** Selected passage **
......

Our study emphasized the hard physics, but made minimal attempt at
modeling most of the nonperturbative soft physics.  For example,
general belief is hard, pure hadron induced, diffractive processes
are subject to a weakly $\sqrt{s}$-dependent
suppression factor \cite{regmod,Bjorken:1993er},
which represents the probability for the rapidity gap(s) not to be
filled by extra exchanges of pomerons and gluons between the particles
in the model which have very different rapidities.
Such absorptive corrections potentially can be treated by the methods
developed in \cite{regmod}.  In \cite{Martin:1997kv}, they used
the approach of \cite{regmod} and \cite{kmrabsorb} to estimate the absorptive
correction factor for the DPE dijet process and at
$\sqrt{s} = 1800$ GeV found it to be $\sim 0.06$.  For our calculations,
this factor is meant to
multiply the results in Table 1.  
%Including this correction factor, the F(IS)DPE ACTW SG model
%total cross section agrees with CDF although is one
%order of magnitude larger than D\O\-1800.

For the N(L)DPE model, also not treated here is modifications of the
two gluon exchange model with LLA ladder evolution of gluons.
A model for this was given in \cite{Martin:1997kv}.
Their model amounts to including in the N(L)DPE dijet amplitude
two factors of gluon densities evaluated at
$x_{{\pom}/p}$ and $x_{{\pom}/{\bar p}}$.
This modification has interesting consequences.  For example,
maintaining the same procedure to normalize the DPE dijet
amplitude with respect to the elastic $p {\bar p}$ cross section,
the N(L)DPE cross section with this modification
then will be $1-2$ orders of magnitude
smaller.
This arises because the normalization constant is
fixed for elastic scattering process,  where 
$x_{{\pom}/p,{\bar p}}^{\rm elastic} \sim {\bf l}_{\perp}/\sqrt{s}$ 
is small
since ${\bf l}_{\perp}$, the transverse momentum of the outgoing
hadrons, is $\sim 1$ GeV.  For example at $\sqrt{s}=1800$ GeV,
$x_{{\pom}/p,{\bar p}}^{\rm elastic} \sim 0.0006$.
On the other hand, for the
N(L)DPE process the typical 
$x_{{\pom}/p,{\bar p}}$ are $\sim 0.01$.
These are much larger, which implies a
decrease of the
gluon densities relative to the elastic scattering situation. 
This provides an additional suppression
compared to the same model with no gluon densities.  
In \cite{Martin:1997kv},
the exclusive double diffractive dijet model is the same as
our N(L)DPE model here, except for the inclusion of
gluon densities in their model.
It is due to the effect of these densities 
that their model predicts cross sections
$1-2$ orders of magnitude smaller than ours.

Another effect of the gluon densities is the N(L)DPE $E_T$-spectra
will fall faster with $E_T$. The reasons for this are the same as
explained
in Sect. \ref{sect4} for the F(IS)DPE models.  In short, higher $E_T$
requires larger $x_{{\pom}/p,{\bar p}}$ which in turn implies smaller
gluon densities.  This effect will be less pronounced for the N(L)DPE
models versus the F(IS)DPE models, since the argument of the gluon
densities in the former always remain small,
$\stackrel{<}{\sim} x_{\pom}^{\rm max} \sim 0.1$
whereas in the latter it ranges up to $\sim 1$, where the maximum
diminution of the gluon densities occurs.

......

Transcribe, word for word, everything from "On the other" down to "in their model." in the passage above on diffractive dijet cross sections.

** Material provided **

......

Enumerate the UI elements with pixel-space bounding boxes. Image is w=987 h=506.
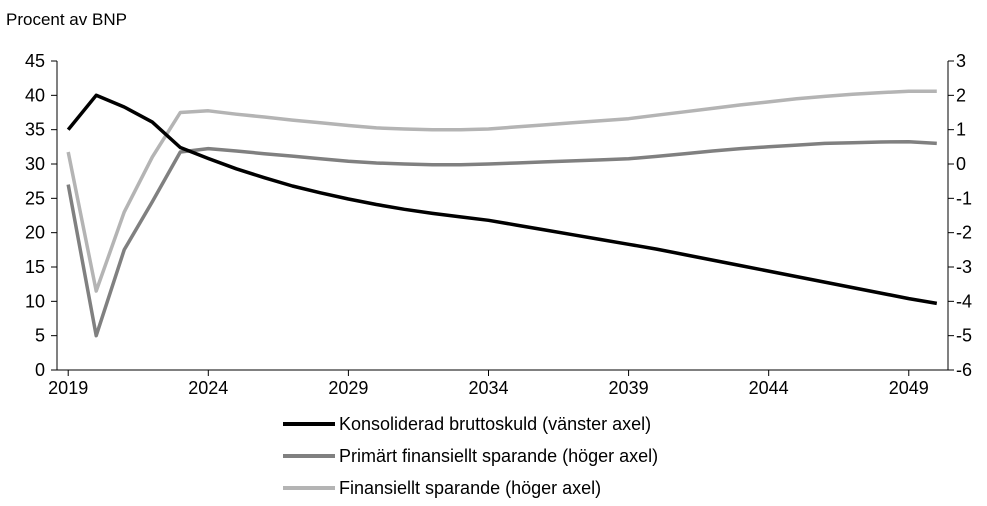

......

** Full output **
On the other hand, for the
N(L)DPE process the typical 
$x_{{\pom}/p,{\bar p}}$ are $\sim 0.01$.
These are much larger, which implies a
decrease of the
gluon densities relative to the elastic scattering situation. 
This provides an additional suppression
compared to the same model with no gluon densities.  
In \cite{Martin:1997kv},
the exclusive double diffractive dijet model is the same as
our N(L)DPE model here, except for the inclusion of
gluon densities in their model.